▸ **Stated exercise**
Check each line of the listing below for the string "thecustomerfactor", and copy the ones that have it.

▸ **Stored rows**

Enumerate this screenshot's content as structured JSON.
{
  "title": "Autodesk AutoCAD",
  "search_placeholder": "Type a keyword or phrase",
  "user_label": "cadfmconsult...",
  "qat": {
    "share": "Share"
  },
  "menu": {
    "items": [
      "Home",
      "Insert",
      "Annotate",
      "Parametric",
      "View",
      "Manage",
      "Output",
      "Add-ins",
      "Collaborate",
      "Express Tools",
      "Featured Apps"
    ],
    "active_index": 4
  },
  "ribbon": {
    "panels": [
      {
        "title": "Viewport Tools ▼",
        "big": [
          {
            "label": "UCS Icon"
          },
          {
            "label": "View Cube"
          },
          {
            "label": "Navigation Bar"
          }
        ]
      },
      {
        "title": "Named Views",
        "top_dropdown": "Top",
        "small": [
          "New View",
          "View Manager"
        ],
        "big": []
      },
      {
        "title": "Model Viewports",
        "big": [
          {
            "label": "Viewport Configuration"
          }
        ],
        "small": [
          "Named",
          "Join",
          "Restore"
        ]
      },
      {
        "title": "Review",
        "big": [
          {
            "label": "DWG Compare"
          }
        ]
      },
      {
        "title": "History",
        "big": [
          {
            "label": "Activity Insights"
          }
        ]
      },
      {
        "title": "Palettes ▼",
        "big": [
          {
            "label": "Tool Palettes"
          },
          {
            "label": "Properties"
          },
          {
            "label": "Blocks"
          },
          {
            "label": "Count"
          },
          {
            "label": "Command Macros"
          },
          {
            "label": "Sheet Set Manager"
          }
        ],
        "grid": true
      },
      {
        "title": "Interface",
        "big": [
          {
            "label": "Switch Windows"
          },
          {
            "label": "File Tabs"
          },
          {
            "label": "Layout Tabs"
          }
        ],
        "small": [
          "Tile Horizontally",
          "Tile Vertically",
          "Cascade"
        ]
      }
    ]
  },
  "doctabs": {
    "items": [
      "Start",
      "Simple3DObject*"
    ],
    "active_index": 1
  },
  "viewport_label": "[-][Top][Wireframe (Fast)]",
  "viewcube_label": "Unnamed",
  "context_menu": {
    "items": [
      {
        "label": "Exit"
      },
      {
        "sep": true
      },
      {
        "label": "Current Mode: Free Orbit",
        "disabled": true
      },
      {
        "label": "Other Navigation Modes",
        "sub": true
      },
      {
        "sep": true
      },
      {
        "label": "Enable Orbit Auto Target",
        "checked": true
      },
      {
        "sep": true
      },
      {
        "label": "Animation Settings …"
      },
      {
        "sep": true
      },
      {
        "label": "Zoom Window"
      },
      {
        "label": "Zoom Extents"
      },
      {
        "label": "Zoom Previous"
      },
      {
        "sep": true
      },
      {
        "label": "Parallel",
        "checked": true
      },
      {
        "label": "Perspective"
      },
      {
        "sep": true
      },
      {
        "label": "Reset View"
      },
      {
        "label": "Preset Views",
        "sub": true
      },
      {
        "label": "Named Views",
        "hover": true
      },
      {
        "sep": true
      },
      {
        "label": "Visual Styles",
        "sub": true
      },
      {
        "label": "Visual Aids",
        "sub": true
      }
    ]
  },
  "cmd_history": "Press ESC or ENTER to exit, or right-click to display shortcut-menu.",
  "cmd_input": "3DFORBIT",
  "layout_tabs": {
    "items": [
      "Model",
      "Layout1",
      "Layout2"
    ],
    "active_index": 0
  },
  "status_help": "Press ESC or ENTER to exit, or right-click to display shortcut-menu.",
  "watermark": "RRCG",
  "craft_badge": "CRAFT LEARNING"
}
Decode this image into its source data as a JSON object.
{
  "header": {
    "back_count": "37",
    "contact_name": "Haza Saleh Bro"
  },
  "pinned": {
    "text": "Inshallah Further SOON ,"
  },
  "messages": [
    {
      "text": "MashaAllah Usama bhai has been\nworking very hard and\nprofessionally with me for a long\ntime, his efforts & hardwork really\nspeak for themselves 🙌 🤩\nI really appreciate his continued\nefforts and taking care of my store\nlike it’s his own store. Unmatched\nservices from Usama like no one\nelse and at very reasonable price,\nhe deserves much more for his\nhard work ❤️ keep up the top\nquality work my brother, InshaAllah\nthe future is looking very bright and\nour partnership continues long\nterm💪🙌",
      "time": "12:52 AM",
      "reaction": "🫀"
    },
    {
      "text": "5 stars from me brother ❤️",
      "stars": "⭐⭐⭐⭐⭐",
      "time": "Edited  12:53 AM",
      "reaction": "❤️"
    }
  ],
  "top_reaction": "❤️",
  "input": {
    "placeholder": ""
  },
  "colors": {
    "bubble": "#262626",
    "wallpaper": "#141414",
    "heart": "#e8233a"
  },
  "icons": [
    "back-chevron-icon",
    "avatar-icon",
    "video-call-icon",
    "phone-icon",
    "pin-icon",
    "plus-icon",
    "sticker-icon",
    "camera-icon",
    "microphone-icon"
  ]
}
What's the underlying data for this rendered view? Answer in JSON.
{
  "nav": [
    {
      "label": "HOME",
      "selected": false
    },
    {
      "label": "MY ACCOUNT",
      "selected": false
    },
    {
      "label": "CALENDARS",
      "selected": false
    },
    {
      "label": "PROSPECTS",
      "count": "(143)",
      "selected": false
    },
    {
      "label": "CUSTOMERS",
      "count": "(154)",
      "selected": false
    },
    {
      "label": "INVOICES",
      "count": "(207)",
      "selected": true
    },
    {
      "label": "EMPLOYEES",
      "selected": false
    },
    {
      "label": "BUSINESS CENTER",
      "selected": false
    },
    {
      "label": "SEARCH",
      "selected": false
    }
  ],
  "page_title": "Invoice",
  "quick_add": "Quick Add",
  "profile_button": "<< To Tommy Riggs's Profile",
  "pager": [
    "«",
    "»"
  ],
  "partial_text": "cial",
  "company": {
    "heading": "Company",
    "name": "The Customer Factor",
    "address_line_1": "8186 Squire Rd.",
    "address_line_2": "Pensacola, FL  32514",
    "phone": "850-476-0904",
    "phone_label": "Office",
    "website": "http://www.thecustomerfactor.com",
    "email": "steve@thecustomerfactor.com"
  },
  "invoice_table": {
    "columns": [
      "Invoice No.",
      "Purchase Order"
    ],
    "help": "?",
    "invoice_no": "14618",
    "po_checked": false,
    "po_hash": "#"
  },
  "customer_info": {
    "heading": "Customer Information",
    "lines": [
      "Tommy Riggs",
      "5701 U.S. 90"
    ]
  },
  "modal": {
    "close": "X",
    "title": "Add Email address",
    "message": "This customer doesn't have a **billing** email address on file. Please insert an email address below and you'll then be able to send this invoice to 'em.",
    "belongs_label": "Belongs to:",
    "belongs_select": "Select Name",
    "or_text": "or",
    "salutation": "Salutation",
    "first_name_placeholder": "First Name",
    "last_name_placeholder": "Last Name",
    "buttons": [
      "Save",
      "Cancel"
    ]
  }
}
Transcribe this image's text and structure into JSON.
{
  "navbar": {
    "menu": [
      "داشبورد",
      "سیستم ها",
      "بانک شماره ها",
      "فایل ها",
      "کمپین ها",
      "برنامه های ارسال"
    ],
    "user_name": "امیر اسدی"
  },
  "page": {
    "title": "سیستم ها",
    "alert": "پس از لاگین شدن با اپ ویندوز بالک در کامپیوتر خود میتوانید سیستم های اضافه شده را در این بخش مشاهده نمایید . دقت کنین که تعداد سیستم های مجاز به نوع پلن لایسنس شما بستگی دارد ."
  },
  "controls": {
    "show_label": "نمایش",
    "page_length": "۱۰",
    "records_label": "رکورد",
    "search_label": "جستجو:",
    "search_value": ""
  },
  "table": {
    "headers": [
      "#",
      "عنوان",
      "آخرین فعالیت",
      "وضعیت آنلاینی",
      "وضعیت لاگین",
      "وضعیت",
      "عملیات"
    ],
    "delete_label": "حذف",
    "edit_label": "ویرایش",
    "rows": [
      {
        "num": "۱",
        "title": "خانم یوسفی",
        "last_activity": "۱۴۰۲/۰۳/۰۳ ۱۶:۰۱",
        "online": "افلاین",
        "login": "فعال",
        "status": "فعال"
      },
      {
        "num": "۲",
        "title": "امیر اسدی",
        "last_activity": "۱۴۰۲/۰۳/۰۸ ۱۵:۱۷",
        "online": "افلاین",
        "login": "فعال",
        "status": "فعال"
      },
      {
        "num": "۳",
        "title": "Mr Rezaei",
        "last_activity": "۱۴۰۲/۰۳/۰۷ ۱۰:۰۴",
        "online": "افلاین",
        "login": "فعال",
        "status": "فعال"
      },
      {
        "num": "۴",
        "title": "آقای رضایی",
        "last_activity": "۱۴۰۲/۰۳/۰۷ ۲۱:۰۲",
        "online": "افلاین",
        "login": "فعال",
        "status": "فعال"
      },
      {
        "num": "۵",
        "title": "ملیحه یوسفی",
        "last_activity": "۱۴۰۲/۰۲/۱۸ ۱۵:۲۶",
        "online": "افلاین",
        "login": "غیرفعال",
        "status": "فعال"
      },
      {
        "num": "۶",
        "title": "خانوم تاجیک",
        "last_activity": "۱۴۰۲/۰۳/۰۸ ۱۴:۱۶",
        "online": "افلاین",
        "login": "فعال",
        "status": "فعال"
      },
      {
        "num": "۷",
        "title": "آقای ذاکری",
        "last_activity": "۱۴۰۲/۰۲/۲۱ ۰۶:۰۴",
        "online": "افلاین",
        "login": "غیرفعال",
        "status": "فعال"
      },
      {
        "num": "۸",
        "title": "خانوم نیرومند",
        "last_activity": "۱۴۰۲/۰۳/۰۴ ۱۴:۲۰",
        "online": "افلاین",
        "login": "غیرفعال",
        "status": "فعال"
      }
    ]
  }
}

▸ **Finished answer**
    "website": "http://www.thecustomerfactor.com",
    "email": "steve@thecustomerfactor.com"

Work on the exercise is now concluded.